EXERCISE GOAL: Search the records for "marker". Copy every line where it appears.

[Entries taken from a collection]
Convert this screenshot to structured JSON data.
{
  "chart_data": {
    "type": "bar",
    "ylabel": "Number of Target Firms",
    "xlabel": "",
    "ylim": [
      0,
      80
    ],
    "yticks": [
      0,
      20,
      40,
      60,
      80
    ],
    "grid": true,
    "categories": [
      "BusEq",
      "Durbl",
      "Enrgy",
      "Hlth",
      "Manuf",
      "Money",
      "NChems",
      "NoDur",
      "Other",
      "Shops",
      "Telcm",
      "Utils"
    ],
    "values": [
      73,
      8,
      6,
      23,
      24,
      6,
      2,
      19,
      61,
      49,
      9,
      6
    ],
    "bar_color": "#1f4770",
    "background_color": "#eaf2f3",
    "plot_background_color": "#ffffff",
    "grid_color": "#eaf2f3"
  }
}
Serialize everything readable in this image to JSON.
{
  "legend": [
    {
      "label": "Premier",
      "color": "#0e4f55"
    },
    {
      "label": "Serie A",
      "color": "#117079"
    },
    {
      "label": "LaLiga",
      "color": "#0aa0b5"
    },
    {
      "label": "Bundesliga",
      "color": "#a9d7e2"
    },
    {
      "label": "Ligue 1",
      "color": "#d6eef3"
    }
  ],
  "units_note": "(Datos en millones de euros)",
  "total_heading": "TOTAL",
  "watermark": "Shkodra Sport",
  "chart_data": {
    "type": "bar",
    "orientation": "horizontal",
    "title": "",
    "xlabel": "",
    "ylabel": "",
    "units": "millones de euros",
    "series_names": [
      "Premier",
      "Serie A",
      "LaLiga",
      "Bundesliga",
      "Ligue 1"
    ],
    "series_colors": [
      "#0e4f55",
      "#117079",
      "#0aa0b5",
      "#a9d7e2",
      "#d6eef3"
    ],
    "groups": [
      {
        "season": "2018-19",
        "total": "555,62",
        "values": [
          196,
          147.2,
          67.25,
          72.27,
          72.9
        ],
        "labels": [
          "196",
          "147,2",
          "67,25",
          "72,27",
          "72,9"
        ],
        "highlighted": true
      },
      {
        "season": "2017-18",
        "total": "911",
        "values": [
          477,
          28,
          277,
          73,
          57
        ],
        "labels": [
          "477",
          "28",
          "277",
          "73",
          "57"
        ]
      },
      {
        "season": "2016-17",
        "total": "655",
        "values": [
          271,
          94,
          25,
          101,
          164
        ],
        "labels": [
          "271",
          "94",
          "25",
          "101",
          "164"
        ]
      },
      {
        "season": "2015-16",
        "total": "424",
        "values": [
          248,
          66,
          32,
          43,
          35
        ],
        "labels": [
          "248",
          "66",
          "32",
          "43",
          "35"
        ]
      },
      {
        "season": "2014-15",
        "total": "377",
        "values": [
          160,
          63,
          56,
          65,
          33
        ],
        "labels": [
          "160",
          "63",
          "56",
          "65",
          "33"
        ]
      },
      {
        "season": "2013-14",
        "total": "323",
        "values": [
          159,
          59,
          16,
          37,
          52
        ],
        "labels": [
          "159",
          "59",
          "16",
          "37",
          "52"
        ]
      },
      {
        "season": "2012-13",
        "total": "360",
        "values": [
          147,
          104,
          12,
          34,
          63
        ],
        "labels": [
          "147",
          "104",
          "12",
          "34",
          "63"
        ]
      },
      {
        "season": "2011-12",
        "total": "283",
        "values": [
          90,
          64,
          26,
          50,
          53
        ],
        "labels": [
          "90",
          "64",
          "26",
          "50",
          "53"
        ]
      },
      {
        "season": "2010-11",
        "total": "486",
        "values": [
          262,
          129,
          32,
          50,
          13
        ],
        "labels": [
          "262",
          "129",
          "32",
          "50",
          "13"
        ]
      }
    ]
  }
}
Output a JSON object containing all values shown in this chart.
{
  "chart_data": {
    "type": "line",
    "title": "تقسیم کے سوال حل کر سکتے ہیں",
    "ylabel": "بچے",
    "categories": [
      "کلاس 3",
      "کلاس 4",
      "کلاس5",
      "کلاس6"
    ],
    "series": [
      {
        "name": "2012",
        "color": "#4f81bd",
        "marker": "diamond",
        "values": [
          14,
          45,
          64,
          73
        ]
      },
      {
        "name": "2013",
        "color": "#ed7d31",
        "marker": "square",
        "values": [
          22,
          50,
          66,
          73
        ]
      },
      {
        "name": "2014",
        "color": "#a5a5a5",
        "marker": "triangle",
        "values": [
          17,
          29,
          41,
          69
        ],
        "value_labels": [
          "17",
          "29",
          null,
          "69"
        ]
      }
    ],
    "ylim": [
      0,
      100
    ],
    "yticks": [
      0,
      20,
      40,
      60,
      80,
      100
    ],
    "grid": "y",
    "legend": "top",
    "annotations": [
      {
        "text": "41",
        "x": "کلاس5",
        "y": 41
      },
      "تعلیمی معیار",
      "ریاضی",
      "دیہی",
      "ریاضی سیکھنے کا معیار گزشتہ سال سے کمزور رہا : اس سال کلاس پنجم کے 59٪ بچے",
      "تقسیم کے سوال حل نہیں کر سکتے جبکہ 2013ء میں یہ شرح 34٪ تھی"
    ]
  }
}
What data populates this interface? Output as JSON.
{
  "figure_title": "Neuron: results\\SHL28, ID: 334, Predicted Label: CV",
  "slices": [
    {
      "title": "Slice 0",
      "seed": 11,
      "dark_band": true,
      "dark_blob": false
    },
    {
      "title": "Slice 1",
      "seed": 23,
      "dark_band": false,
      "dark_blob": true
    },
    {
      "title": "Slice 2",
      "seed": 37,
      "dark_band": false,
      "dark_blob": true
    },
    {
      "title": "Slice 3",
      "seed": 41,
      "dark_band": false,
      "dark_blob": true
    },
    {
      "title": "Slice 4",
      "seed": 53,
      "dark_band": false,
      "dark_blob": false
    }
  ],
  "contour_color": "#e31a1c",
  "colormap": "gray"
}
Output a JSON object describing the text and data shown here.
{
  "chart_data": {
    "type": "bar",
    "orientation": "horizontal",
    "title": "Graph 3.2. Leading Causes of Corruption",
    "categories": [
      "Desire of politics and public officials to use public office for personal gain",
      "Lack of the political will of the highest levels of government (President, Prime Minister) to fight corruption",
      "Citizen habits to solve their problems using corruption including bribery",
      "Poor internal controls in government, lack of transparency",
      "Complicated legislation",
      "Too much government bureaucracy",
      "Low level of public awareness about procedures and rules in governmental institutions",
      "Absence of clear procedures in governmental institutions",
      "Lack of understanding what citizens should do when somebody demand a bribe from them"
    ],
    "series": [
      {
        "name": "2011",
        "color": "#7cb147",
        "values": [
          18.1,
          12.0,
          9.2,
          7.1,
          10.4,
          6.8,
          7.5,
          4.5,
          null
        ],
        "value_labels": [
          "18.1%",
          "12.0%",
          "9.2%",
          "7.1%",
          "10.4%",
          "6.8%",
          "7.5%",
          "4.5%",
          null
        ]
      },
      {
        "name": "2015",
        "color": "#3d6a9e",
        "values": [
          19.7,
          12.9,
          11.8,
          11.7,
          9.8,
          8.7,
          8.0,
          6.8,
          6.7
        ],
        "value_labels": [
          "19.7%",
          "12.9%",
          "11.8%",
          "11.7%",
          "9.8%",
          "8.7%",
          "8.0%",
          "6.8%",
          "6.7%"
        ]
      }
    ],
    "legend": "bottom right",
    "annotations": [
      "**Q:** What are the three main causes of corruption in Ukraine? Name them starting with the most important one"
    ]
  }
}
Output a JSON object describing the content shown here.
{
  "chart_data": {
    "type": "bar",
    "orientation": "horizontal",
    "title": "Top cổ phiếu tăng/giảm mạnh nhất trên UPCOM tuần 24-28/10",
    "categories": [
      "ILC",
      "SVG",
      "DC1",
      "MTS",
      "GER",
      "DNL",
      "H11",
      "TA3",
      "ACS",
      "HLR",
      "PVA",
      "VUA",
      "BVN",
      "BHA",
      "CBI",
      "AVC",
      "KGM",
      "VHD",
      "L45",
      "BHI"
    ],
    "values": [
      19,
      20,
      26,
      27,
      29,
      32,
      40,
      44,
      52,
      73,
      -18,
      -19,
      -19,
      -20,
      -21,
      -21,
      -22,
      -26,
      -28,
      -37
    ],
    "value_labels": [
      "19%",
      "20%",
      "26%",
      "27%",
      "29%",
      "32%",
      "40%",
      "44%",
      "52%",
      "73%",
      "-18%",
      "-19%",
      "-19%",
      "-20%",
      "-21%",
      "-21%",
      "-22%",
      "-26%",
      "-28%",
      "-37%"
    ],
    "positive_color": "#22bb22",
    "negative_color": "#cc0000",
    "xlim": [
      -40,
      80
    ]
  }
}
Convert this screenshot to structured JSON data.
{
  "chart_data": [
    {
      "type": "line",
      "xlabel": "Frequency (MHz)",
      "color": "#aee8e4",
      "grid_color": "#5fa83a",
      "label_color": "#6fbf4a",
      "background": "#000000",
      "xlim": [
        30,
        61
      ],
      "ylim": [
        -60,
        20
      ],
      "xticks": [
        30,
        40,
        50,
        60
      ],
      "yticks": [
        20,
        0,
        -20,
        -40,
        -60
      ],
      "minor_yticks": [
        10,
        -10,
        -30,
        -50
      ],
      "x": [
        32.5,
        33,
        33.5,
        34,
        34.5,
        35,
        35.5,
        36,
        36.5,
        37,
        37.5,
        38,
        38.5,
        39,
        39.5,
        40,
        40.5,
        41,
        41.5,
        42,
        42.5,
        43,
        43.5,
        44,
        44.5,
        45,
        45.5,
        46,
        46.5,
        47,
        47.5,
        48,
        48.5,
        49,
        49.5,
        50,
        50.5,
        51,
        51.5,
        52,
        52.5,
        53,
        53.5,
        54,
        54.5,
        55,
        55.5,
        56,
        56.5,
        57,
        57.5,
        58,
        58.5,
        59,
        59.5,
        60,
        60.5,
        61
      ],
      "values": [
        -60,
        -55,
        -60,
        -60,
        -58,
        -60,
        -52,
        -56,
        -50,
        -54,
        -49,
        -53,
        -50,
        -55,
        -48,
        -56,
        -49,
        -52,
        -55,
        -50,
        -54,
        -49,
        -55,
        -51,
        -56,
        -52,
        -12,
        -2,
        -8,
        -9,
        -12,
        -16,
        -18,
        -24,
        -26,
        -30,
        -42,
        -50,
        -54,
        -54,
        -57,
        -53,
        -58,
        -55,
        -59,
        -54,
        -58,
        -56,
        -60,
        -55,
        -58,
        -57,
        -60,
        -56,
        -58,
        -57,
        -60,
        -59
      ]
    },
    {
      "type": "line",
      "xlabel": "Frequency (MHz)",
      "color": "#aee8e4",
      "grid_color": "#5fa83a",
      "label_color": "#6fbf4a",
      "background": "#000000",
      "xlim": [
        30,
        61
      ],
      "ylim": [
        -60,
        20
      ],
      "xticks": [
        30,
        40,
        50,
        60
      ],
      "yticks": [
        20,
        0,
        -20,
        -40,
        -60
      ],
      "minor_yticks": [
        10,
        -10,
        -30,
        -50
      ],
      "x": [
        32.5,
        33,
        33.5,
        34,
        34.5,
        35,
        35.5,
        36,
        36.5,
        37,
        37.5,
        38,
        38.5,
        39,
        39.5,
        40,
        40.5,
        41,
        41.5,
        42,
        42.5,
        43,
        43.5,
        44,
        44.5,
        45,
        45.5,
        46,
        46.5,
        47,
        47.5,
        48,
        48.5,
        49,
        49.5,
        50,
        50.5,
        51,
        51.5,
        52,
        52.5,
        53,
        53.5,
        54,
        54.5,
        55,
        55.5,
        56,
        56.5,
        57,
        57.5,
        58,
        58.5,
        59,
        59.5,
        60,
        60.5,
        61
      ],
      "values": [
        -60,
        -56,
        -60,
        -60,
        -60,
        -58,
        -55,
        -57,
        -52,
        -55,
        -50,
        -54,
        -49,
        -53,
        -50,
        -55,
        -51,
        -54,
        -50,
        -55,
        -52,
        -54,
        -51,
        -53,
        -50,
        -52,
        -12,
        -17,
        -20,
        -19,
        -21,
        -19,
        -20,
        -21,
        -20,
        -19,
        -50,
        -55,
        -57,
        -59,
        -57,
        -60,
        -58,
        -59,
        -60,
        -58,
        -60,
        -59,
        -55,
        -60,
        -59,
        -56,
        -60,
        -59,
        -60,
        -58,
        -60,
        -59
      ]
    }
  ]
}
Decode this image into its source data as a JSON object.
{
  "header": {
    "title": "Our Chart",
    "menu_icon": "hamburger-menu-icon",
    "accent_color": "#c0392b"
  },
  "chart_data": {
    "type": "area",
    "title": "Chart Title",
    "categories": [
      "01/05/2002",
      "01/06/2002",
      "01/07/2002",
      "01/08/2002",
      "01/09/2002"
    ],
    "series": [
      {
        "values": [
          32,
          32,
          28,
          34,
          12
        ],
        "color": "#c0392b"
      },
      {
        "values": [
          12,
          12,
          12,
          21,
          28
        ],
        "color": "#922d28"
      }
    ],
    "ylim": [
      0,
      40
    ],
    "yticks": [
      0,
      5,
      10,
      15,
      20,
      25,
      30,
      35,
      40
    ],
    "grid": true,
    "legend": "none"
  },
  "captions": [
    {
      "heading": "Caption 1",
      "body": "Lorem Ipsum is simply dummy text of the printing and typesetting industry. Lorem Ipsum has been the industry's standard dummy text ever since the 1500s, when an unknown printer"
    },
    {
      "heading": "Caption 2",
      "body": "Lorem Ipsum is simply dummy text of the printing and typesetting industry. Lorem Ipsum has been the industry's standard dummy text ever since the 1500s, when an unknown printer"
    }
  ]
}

THE ANSWER:
        "marker": "diamond",
        "marker": "square",
        "marker": "triangle",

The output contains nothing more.